* _Exercise_
Look through the lines below and extract any with the word "Asan".

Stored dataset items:

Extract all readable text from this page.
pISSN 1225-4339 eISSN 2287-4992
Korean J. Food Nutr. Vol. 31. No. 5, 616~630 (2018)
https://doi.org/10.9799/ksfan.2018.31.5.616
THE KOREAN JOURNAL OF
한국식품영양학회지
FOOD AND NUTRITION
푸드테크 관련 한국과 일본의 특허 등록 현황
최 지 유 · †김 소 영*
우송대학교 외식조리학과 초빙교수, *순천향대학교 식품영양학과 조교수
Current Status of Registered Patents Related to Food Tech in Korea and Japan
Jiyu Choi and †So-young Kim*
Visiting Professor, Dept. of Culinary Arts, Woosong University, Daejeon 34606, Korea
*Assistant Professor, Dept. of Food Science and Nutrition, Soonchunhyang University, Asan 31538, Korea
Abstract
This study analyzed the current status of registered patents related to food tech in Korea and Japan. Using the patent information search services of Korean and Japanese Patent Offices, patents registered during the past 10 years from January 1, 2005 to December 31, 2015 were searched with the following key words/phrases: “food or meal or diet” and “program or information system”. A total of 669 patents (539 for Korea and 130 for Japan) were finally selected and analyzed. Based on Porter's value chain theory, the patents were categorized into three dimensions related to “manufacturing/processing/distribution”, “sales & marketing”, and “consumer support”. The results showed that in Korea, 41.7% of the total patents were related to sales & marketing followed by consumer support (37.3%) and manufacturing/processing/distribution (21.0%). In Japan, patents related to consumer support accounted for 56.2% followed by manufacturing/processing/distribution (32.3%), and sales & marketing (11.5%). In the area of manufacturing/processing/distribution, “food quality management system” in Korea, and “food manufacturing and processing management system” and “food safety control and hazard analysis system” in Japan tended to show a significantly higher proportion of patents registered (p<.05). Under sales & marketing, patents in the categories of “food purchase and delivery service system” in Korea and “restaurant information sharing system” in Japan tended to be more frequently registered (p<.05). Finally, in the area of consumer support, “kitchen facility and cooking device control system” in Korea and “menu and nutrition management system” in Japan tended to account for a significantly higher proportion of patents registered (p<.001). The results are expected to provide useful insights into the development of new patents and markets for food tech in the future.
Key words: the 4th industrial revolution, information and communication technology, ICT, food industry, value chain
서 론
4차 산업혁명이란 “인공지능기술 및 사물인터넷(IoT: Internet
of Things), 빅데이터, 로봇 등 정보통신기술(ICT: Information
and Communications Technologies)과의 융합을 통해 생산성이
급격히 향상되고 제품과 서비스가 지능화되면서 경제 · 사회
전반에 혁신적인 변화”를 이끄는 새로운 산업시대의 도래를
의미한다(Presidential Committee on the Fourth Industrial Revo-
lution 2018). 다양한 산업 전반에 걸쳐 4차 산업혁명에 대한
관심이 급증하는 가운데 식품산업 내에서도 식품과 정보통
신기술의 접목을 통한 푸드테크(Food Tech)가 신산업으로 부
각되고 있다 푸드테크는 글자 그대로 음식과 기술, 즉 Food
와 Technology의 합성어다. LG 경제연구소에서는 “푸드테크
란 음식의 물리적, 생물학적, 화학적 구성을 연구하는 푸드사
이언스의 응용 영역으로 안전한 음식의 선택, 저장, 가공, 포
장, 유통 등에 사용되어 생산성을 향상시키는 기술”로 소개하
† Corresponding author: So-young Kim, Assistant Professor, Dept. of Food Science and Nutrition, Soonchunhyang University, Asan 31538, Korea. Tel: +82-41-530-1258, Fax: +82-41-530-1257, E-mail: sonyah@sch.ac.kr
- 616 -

* _The completed task_
*Assistant Professor, Dept. of Food Science and Nutrition, Soonchunhyang University, Asan 31538, Korea
† Corresponding author: So-young Kim, Assistant Professor, Dept. of Food Science and Nutrition, Soonchunhyang University, Asan 31538, Korea. Tel: +82-41-530-1258, Fax: +82-41-530-1257, E-mail: sonyah@sch.ac.kr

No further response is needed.